Put every line of the items below into a JSON list of strings, one string per line, with blank lines left out. Leave the pictures out of the answer.

[Data entries]:
■ ■ ■ ■

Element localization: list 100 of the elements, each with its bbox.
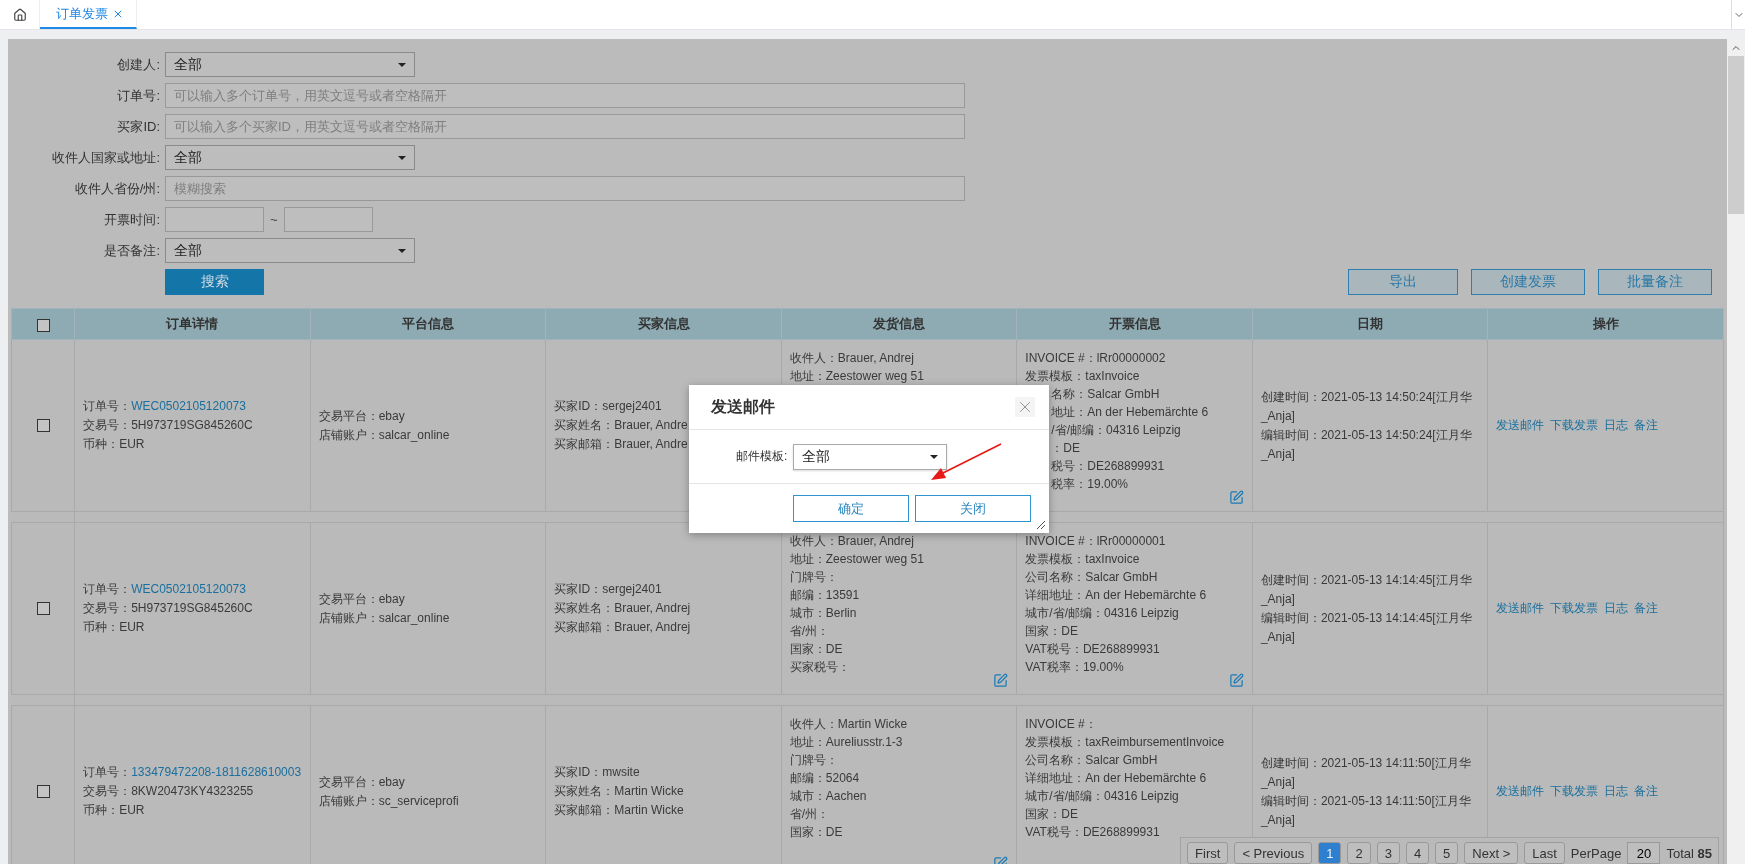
scrollbar-thumb[interactable]: [1728, 56, 1744, 214]
cell-text: 收件人：Martin Wicke: [789, 716, 908, 733]
field-label: 收件人省份/州:: [73, 179, 160, 198]
per-page-label: PerPage: [1570, 845, 1622, 861]
action-link[interactable]: 发送邮件: [1496, 782, 1545, 801]
first-page-button[interactable]: First: [1187, 842, 1229, 864]
cell-text: 地址：Zeestower weg 51: [789, 551, 924, 568]
action-link[interactable]: 下载发票: [1550, 416, 1599, 435]
action-link[interactable]: 备注: [1634, 599, 1659, 618]
text-field[interactable]: 可以输入多个订单号，用英文逗号或者空格隔开: [165, 83, 965, 108]
column-header: 日期: [1357, 316, 1384, 331]
cell-text: 店铺账户：sc_serviceprofi: [318, 792, 459, 810]
cell-text: 币种：EUR: [83, 619, 145, 636]
cell-text: 交易平台：ebay: [318, 590, 405, 608]
action-link[interactable]: 日志: [1604, 416, 1629, 435]
cell-text: 买家邮箱：Brauer, Andre: [554, 436, 688, 453]
cell-text: 国家：DE: [1025, 806, 1078, 823]
template-dropdown[interactable]: 全部: [793, 443, 948, 470]
text-field[interactable]: 模糊搜索: [165, 176, 965, 201]
last-page-button[interactable]: Last: [1524, 842, 1565, 864]
action-link[interactable]: 下载发票: [1550, 599, 1599, 618]
dialog-title: 发送邮件: [711, 396, 775, 417]
dropdown[interactable]: 全部: [165, 145, 415, 170]
date-text: 创建时间：2021-05-13 14:11:50[江月华 _Anja]: [1260, 754, 1472, 791]
cell-text: 税号：DE268899931: [1050, 458, 1165, 475]
cell-text: 买家姓名：Brauer, Andre: [554, 417, 688, 434]
cell-text: 买家姓名：Martin Wicke: [554, 783, 684, 800]
confirm-button[interactable]: 确定: [793, 495, 909, 522]
order-link[interactable]: WEC0502105120073: [131, 582, 246, 596]
search-button[interactable]: 搜索: [165, 269, 264, 295]
close-dialog-button[interactable]: 关闭: [915, 495, 1031, 522]
cell-text: 交易号：5H973719SG845260C: [83, 600, 253, 617]
edit-icon[interactable]: [1228, 673, 1244, 688]
order-link[interactable]: WEC0502105120073: [131, 399, 246, 413]
cell-text: 详细地址：An der Hebemärchte 6: [1025, 770, 1207, 787]
cell-text: INVOICE #：: [1025, 716, 1097, 733]
cell-text: 城市/省/邮编：04316 Leipzig: [1025, 788, 1179, 805]
row-checkbox[interactable]: [36, 602, 50, 616]
cell-text: 省/州：: [789, 806, 830, 823]
cell-text: 买家ID：sergej2401: [554, 398, 662, 415]
next-page-button[interactable]: Next >: [1464, 842, 1519, 864]
cell-text: 城市：Berlin: [789, 605, 857, 622]
previous-page-button[interactable]: < Previous: [1234, 842, 1313, 864]
page-button[interactable]: 2: [1347, 842, 1371, 864]
date-text: 创建时间：2021-05-13 14:50:24[江月华 _Anja]: [1260, 388, 1473, 425]
action-link[interactable]: 备注: [1634, 782, 1659, 801]
text-field[interactable]: 可以输入多个买家ID，用英文逗号或者空格隔开: [165, 114, 965, 139]
dropdown[interactable]: 全部: [165, 238, 415, 263]
page-button[interactable]: 3: [1376, 842, 1400, 864]
column-header: 订单详情: [166, 316, 219, 331]
cell-text: 店铺账户：salcar_online: [318, 426, 450, 444]
caret-icon: [398, 248, 406, 253]
action-button[interactable]: 创建发票: [1471, 269, 1585, 295]
row-checkbox[interactable]: [36, 419, 50, 433]
cell-text: 地址：Aureliusstr.1-3: [789, 734, 903, 751]
date-text: 编辑时间：2021-05-13 14:11:50[江月华 _Anja]: [1260, 792, 1472, 829]
action-link[interactable]: 日志: [1604, 599, 1629, 618]
field-label: 收件人国家或地址:: [51, 148, 160, 167]
row-checkbox[interactable]: [36, 785, 50, 799]
field-label: 是否备注:: [103, 241, 160, 260]
order-link[interactable]: 133479472208-1811628610003: [131, 765, 302, 779]
cell-text: 店铺账户：salcar_online: [318, 609, 450, 627]
date-field[interactable]: [283, 207, 373, 232]
cell-text: 发票模板：taxInvoice: [1025, 368, 1140, 385]
page-tab[interactable]: 订单发票: [40, 0, 137, 29]
dropdown[interactable]: 全部: [165, 52, 415, 77]
close-icon[interactable]: [1015, 397, 1035, 417]
action-link[interactable]: 发送邮件: [1496, 599, 1545, 618]
edit-icon[interactable]: [993, 673, 1009, 688]
annotation-arrow: [931, 443, 1002, 480]
edit-icon[interactable]: [1228, 490, 1244, 505]
cell-text: 名称：Salcar GmbH: [1050, 386, 1160, 403]
action-link[interactable]: 备注: [1634, 416, 1659, 435]
page-button[interactable]: 4: [1405, 842, 1430, 864]
action-button[interactable]: 批量备注: [1598, 269, 1712, 295]
column-header: 平台信息: [401, 316, 454, 331]
page-button[interactable]: 5: [1435, 842, 1459, 864]
column-header: 买家信息: [637, 316, 690, 331]
select-all-checkbox[interactable]: [36, 318, 50, 332]
field-label: 订单号：: [83, 582, 132, 596]
per-page-field[interactable]: 20: [1627, 842, 1661, 864]
action-link[interactable]: 下载发票: [1550, 782, 1599, 801]
cell-text: 买家邮箱：Brauer, Andrej: [554, 619, 691, 636]
action-button[interactable]: 导出: [1348, 269, 1458, 295]
field-label: 创建人:: [116, 55, 160, 74]
cell-text: INVOICE #：lRr00000002: [1025, 350, 1166, 367]
cell-text: 门牌号：: [789, 569, 838, 586]
action-link[interactable]: 日志: [1604, 782, 1629, 801]
cell-text: 交易号：5H973719SG845260C: [83, 417, 253, 434]
page-button[interactable]: 1: [1318, 842, 1342, 864]
cell-text: ：DE: [1050, 440, 1080, 457]
date-field[interactable]: [165, 207, 264, 232]
action-link[interactable]: 发送邮件: [1496, 416, 1545, 435]
cell-text: 邮编：52064: [789, 770, 860, 787]
cell-text: 买家邮箱：Martin Wicke: [554, 802, 684, 819]
resize-grip-icon[interactable]: [1035, 519, 1045, 529]
cell-text: 省/州：: [789, 623, 830, 640]
cell-text: 门牌号：: [789, 752, 838, 769]
cell-text: 币种：EUR: [83, 436, 145, 453]
field-label: 开票时间:: [103, 210, 160, 229]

■ ■ ■ ■

[Result]:
[
  "Element localization: list 100 of the elements, each with its bbox.",
  "scrollbar-thumb[interactable]: [1728, 56, 1744, 214]",
  "cell-text: 收件人：Martin Wicke: [789, 716, 908, 733]",
  "field-label: 收件人省份/州:: [73, 179, 160, 198]",
  "per-page-label: PerPage: [1570, 845, 1622, 861]",
  "action-link[interactable]: 发送邮件: [1496, 782, 1545, 801]",
  "first-page-button[interactable]: First: [1187, 842, 1229, 864]",
  "cell-text: 地址：Zeestower weg 51: [789, 551, 924, 568]",
  "action-link[interactable]: 下载发票: [1550, 416, 1599, 435]",
  "action-link[interactable]: 备注: [1634, 599, 1659, 618]",
  "text-field[interactable]: 可以输入多个订单号，用英文逗号或者空格隔开: [165, 83, 965, 108]",
  "column-header: 日期: [1357, 316, 1384, 331]",
  "cell-text: 店铺账户：sc_serviceprofi: [318, 792, 459, 810]",
  "cell-text: 币种：EUR: [83, 619, 145, 636]",
  "cell-text: 交易平台：ebay: [318, 590, 405, 608]",
  "action-link[interactable]: 日志: [1604, 416, 1629, 435]",
  "cell-text: 买家邮箱：Brauer, Andre: [554, 436, 688, 453]",
  "cell-text: 国家：DE: [1025, 806, 1078, 823]",
  "template-dropdown[interactable]: 全部: [793, 443, 948, 470]",
  "text-field[interactable]: 模糊搜索: [165, 176, 965, 201]",
  "last-page-button[interactable]: Last: [1524, 842, 1565, 864]",
  "action-link[interactable]: 下载发票: [1550, 599, 1599, 618]",
  "dialog-title: 发送邮件: [711, 396, 775, 417]",
  "dropdown[interactable]: 全部: [165, 145, 415, 170]",
  "date-text: 创建时间：2021-05-13 14:11:50[江月华 _Anja]: [1260, 754, 1472, 791]",
  "cell-text: 税号：DE268899931: [1050, 458, 1165, 475]",
  "cell-text: 买家姓名：Brauer, Andre: [554, 417, 688, 434]",
  "cell-text: 买家姓名：Martin Wicke: [554, 783, 684, 800]",
  "confirm-button[interactable]: 确定: [793, 495, 909, 522]",
  "order-link[interactable]: WEC0502105120073: [131, 582, 246, 596]",
  "search-button[interactable]: 搜索: [165, 269, 264, 295]",
  "close-dialog-button[interactable]: 关闭: [915, 495, 1031, 522]",
  "cell-text: 交易号：5H973719SG845260C: [83, 600, 253, 617]",
  "edit-icon[interactable]: [1228, 673, 1244, 688]",
  "order-link[interactable]: WEC0502105120073: [131, 399, 246, 413]",
  "cell-text: 详细地址：An der Hebemärchte 6: [1025, 770, 1207, 787]",
  "cell-text: INVOICE #：: [1025, 716, 1097, 733]",
  "cell-text: 城市/省/邮编：04316 Leipzig: [1025, 788, 1179, 805]",
  "row-checkbox[interactable]: [36, 602, 50, 616]",
  "cell-text: 省/州：: [789, 806, 830, 823]",
  "cell-text: 买家ID：sergej2401: [554, 398, 662, 415]",
  "next-page-button[interactable]: Next >: [1464, 842, 1519, 864]",
  "cell-text: 城市：Berlin: [789, 605, 857, 622]",
  "previous-page-button[interactable]: < Previous: [1234, 842, 1313, 864]",
  "page-button[interactable]: 2: [1347, 842, 1371, 864]",
  "date-text: 创建时间：2021-05-13 14:50:24[江月华 _Anja]: [1260, 388, 1473, 425]",
  "action-link[interactable]: 备注: [1634, 782, 1659, 801]",
  "text-field[interactable]: 可以输入多个买家ID，用英文逗号或者空格隔开: [165, 114, 965, 139]",
  "dropdown[interactable]: 全部: [165, 238, 415, 263]",
  "page-button[interactable]: 3: [1376, 842, 1400, 864]",
  "column-header: 订单详情: [166, 316, 219, 331]",
  "cell-text: 店铺账户：salcar_online: [318, 426, 450, 444]",
  "caret-icon: [398, 248, 406, 253]",
  "action-button[interactable]: 创建发票: [1471, 269, 1585, 295]",
  "row-checkbox[interactable]: [36, 419, 50, 433]",
  "cell-text: 地址：Aureliusstr.1-3: [789, 734, 903, 751]",
  "date-text: 编辑时间：2021-05-13 14:11:50[江月华 _Anja]: [1260, 792, 1472, 829]",
  "action-link[interactable]: 日志: [1604, 599, 1629, 618]",
  "field-label: 收件人国家或地址:: [51, 148, 160, 167]",
  "row-checkbox[interactable]: [36, 785, 50, 799]",
  "field-label: 是否备注:: [103, 241, 160, 260]",
  "order-link[interactable]: 133479472208-1811628610003: [131, 765, 302, 779]",
  "cell-text: 店铺账户：salcar_online: [318, 609, 450, 627]",
  "date-field[interactable]: [283, 207, 373, 232]",
  "cell-text: 发票模板：taxInvoice: [1025, 368, 1140, 385]",
  "page-tab[interactable]: 订单发票: [40, 0, 137, 29]",
  "dropdown[interactable]: 全部: [165, 52, 415, 77]",
  "close-icon[interactable]: [1015, 397, 1035, 417]",
  "action-link[interactable]: 发送邮件: [1496, 599, 1545, 618]",
  "edit-icon[interactable]: [993, 673, 1009, 688]",
  "annotation-arrow: [931, 443, 1002, 480]",
  "edit-icon[interactable]: [1228, 490, 1244, 505]",
  "cell-text: 名称：Salcar GmbH: [1050, 386, 1160, 403]",
  "action-link[interactable]: 备注: [1634, 416, 1659, 435]",
  "page-button[interactable]: 4: [1405, 842, 1430, 864]",
  "action-button[interactable]: 批量备注: [1598, 269, 1712, 295]",
  "column-header: 平台信息: [401, 316, 454, 331]",
  "page-button[interactable]: 5: [1435, 842, 1459, 864]",
  "column-header: 买家信息: [637, 316, 690, 331]",
  "select-all-checkbox[interactable]: [36, 318, 50, 332]",
  "field-label: 订单号：: [83, 582, 132, 596]",
  "per-page-field[interactable]: 20: [1627, 842, 1661, 864]",
  "action-link[interactable]: 下载发票: [1550, 782, 1599, 801]",
  "cell-text: 买家邮箱：Brauer, Andrej: [554, 619, 691, 636]",
  "action-button[interactable]: 导出: [1348, 269, 1458, 295]",
  "field-label: 创建人:: [116, 55, 160, 74]",
  "cell-text: INVOICE #：lRr00000002: [1025, 350, 1166, 367]",
  "cell-text: 门牌号：: [789, 569, 838, 586]",
  "action-link[interactable]: 日志: [1604, 782, 1629, 801]",
  "cell-text: 交易号：5H973719SG845260C: [83, 417, 253, 434]",
  "page-button[interactable]: 1: [1318, 842, 1342, 864]",
  "cell-text: ：DE: [1050, 440, 1080, 457]",
  "date-field[interactable]: [165, 207, 264, 232]",
  "action-link[interactable]: 发送邮件: [1496, 416, 1545, 435]",
  "cell-text: 邮编：52064: [789, 770, 860, 787]",
  "cell-text: 买家邮箱：Martin Wicke: [554, 802, 684, 819]",
  "resize-grip-icon[interactable]: [1035, 519, 1045, 529]",
  "cell-text: 省/州：: [789, 623, 830, 640]",
  "cell-text: 门牌号：: [789, 752, 838, 769]",
  "cell-text: 币种：EUR: [83, 436, 145, 453]",
  "field-label: 开票时间:: [103, 210, 160, 229]"
]